## Direction:
Restate the whole listing exactly.

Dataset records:
>> START
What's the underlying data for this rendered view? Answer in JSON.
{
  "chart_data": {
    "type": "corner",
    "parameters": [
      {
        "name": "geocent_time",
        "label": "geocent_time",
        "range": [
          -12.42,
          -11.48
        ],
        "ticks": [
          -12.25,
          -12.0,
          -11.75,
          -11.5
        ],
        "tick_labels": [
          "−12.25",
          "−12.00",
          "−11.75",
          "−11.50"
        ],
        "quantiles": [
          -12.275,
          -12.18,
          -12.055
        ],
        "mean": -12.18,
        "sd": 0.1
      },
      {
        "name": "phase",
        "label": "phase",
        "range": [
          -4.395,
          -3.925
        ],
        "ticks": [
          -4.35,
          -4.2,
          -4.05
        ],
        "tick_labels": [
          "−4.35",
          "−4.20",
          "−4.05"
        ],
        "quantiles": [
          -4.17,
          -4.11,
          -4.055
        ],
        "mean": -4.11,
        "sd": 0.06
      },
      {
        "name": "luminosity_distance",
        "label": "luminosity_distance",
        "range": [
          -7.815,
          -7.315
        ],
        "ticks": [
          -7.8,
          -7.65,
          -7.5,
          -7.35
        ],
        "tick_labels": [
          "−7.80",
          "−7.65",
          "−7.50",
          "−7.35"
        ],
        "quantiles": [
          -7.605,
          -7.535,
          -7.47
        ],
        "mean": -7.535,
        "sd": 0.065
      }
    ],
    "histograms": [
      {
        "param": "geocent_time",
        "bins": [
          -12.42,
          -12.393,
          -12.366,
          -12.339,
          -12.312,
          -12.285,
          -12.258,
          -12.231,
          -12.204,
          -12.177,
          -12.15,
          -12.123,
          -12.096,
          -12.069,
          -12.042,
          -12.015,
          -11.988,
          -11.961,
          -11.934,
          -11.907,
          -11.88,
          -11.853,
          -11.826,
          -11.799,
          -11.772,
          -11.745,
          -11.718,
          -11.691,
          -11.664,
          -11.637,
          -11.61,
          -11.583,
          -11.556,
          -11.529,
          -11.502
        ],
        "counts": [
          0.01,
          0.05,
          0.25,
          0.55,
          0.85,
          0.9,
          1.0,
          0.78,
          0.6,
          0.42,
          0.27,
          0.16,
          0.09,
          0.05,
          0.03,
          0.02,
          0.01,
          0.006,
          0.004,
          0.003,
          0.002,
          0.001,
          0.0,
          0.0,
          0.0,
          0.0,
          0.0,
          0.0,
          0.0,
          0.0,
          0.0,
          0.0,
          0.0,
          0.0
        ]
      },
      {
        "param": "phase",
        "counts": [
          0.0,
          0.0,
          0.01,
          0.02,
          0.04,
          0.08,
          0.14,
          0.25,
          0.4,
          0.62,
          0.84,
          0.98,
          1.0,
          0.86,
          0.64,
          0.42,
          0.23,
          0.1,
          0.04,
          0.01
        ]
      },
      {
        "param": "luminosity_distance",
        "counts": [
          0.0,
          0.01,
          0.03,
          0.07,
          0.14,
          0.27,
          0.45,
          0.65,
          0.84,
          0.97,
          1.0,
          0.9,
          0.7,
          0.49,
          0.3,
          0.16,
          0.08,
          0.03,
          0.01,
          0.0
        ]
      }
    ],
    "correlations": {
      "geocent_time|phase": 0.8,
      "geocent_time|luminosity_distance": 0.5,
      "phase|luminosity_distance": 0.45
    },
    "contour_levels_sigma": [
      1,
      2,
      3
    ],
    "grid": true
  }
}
>> END
## Exercise response:
What's the underlying data for this rendered view? Answer in JSON.
{
  "chart_data": {
    "type": "corner",
    "parameters": [
      {
        "name": "geocent_time",
        "label": "geocent_time",
        "range": [
          -12.42,
          -11.48
        ],
        "ticks": [
          -12.25,
          -12.0,
          -11.75,
          -11.5
        ],
        "tick_labels": [
          "−12.25",
          "−12.00",
          "−11.75",
          "−11.50"
        ],
        "quantiles": [
          -12.275,
          -12.18,
          -12.055
        ],
        "mean": -12.18,
        "sd": 0.1
      },
      {
        "name": "phase",
        "label": "phase",
        "range": [
          -4.395,
          -3.925
        ],
        "ticks": [
          -4.35,
          -4.2,
          -4.05
        ],
        "tick_labels": [
          "−4.35",
          "−4.20",
          "−4.05"
        ],
        "quantiles": [
          -4.17,
          -4.11,
          -4.055
        ],
        "mean": -4.11,
        "sd": 0.06
      },
      {
        "name": "luminosity_distance",
        "label": "luminosity_distance",
        "range": [
          -7.815,
          -7.315
        ],
        "ticks": [
          -7.8,
          -7.65,
          -7.5,
          -7.35
        ],
        "tick_labels": [
          "−7.80",
          "−7.65",
          "−7.50",
          "−7.35"
        ],
        "quantiles": [
          -7.605,
          -7.535,
          -7.47
        ],
        "mean": -7.535,
        "sd": 0.065
      }
    ],
    "histograms": [
      {
        "param": "geocent_time",
        "bins": [
          -12.42,
          -12.393,
          -12.366,
          -12.339,
          -12.312,
          -12.285,
          -12.258,
          -12.231,
          -12.204,
          -12.177,
          -12.15,
          -12.123,
          -12.096,
          -12.069,
          -12.042,
          -12.015,
          -11.988,
          -11.961,
          -11.934,
          -11.907,
          -11.88,
          -11.853,
          -11.826,
          -11.799,
          -11.772,
          -11.745,
          -11.718,
          -11.691,
          -11.664,
          -11.637,
          -11.61,
          -11.583,
          -11.556,
          -11.529,
          -11.502
        ],
        "counts": [
          0.01,
          0.05,
          0.25,
          0.55,
          0.85,
          0.9,
          1.0,
          0.78,
          0.6,
          0.42,
          0.27,
          0.16,
          0.09,
          0.05,
          0.03,
          0.02,
          0.01,
          0.006,
          0.004,
          0.003,
          0.002,
          0.001,
          0.0,
          0.0,
          0.0,
          0.0,
          0.0,
          0.0,
          0.0,
          0.0,
          0.0,
          0.0,
          0.0,
          0.0
        ]
      },
      {
        "param": "phase",
        "counts": [
          0.0,
          0.0,
          0.01,
          0.02,
          0.04,
          0.08,
          0.14,
          0.25,
          0.4,
          0.62,
          0.84,
          0.98,
          1.0,
          0.86,
          0.64,
          0.42,
          0.23,
          0.1,
          0.04,
          0.01
        ]
      },
      {
        "param": "luminosity_distance",
        "counts": [
          0.0,
          0.01,
          0.03,
          0.07,
          0.14,
          0.27,
          0.45,
          0.65,
          0.84,
          0.97,
          1.0,
          0.9,
          0.7,
          0.49,
          0.3,
          0.16,
          0.08,
          0.03,
          0.01,
          0.0
        ]
      }
    ],
    "correlations": {
      "geocent_time|phase": 0.8,
      "geocent_time|luminosity_distance": 0.5,
      "phase|luminosity_distance": 0.45
    },
    "contour_levels_sigma": [
      1,
      2,
      3
    ],
    "grid": true
  }
}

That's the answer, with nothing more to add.